## TASK INSTRUCTIONS
Return each line containing the string "master".

[Data entries]
"""

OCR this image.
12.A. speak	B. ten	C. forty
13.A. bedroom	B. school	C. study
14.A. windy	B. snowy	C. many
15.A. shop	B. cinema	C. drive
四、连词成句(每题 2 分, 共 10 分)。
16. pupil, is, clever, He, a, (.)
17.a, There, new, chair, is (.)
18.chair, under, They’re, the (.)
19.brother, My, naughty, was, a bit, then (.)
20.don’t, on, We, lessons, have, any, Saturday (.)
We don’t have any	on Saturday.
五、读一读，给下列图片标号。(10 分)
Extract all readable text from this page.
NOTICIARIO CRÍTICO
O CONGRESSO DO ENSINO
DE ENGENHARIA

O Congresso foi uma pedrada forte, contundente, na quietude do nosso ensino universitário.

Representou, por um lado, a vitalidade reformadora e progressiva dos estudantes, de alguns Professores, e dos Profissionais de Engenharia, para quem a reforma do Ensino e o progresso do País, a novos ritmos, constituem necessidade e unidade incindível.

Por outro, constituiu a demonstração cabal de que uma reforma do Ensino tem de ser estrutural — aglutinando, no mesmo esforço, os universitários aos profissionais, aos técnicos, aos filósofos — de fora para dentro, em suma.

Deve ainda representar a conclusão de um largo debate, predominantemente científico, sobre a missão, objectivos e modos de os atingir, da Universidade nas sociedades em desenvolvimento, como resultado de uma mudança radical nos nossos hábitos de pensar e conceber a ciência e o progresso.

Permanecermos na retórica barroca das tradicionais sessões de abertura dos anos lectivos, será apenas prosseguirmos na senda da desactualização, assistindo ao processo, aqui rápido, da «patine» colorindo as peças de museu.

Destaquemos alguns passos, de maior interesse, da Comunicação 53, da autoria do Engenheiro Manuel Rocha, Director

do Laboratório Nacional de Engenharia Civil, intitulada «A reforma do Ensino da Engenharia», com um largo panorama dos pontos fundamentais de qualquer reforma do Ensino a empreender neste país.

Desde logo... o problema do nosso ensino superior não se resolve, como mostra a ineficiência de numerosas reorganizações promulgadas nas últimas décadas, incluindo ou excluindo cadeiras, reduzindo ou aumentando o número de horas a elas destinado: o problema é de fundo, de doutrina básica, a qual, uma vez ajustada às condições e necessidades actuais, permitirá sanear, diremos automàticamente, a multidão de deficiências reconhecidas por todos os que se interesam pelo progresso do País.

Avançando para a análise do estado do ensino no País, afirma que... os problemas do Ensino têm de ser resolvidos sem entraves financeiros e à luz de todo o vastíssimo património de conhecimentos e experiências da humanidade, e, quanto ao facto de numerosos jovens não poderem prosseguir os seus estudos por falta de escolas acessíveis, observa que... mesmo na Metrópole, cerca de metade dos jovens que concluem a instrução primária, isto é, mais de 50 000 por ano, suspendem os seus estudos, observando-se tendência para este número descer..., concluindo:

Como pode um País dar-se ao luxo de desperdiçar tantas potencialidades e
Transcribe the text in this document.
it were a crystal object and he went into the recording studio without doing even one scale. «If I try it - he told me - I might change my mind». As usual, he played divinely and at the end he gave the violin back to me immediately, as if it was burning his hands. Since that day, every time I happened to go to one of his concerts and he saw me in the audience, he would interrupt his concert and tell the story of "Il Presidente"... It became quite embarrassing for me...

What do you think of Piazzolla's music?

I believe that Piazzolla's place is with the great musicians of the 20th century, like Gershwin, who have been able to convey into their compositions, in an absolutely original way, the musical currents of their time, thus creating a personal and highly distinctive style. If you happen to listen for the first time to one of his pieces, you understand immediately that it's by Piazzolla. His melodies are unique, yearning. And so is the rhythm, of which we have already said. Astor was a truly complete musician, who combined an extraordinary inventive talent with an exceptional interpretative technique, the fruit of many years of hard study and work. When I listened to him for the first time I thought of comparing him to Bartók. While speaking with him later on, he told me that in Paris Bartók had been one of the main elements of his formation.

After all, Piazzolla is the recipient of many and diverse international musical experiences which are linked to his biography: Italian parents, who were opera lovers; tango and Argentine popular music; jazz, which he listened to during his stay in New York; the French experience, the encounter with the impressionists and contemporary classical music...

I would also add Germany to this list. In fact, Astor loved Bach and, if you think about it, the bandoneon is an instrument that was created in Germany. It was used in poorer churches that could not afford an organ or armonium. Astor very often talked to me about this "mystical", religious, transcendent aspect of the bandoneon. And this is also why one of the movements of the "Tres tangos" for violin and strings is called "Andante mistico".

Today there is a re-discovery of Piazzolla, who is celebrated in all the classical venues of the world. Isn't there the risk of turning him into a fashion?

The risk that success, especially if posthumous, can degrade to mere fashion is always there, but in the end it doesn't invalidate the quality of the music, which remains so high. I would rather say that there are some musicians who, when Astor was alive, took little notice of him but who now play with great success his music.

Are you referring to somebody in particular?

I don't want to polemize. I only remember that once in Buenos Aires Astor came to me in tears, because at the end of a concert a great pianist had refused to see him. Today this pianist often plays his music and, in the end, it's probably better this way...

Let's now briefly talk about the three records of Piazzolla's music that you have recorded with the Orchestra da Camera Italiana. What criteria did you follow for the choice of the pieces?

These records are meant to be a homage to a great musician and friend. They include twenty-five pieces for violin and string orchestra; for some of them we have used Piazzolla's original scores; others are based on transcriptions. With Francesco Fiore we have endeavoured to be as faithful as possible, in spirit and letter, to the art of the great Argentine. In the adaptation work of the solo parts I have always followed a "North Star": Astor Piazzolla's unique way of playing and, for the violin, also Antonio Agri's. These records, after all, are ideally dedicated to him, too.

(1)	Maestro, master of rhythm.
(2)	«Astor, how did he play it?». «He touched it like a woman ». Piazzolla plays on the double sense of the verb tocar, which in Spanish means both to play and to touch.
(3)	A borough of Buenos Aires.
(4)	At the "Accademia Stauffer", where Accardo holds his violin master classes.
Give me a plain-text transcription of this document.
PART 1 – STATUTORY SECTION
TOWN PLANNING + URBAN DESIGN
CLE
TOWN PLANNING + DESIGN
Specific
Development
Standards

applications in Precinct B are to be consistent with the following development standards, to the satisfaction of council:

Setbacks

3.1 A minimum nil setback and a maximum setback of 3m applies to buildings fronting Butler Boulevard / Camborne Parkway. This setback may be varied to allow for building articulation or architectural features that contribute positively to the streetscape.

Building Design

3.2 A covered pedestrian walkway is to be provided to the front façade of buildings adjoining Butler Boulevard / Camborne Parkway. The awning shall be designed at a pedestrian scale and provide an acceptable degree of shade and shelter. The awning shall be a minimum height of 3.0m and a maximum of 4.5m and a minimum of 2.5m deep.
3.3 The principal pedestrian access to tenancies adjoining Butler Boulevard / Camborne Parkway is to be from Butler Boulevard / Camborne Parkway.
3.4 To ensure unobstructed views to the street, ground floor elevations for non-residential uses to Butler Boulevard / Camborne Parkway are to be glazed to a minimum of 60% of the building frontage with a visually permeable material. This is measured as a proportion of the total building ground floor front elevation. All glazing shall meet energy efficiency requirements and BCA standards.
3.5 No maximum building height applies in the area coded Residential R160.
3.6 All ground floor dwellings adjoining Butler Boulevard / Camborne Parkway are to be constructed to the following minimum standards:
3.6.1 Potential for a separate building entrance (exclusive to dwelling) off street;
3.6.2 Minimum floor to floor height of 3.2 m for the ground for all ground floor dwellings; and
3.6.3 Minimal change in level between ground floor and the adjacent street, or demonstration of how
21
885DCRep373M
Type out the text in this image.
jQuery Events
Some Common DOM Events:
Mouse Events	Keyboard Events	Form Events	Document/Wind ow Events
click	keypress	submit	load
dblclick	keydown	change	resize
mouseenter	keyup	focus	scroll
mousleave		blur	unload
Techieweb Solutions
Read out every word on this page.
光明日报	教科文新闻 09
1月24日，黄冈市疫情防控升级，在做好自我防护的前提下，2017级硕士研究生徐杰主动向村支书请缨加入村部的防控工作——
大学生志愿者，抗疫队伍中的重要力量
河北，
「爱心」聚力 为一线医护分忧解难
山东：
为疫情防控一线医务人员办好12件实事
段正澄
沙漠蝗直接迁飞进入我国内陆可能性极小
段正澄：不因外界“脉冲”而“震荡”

"""

## WRITTEN ANSWER
(1)	Maestro, master of rhythm.
(4)	At the "Accademia Stauffer", where Accardo holds his violin master classes.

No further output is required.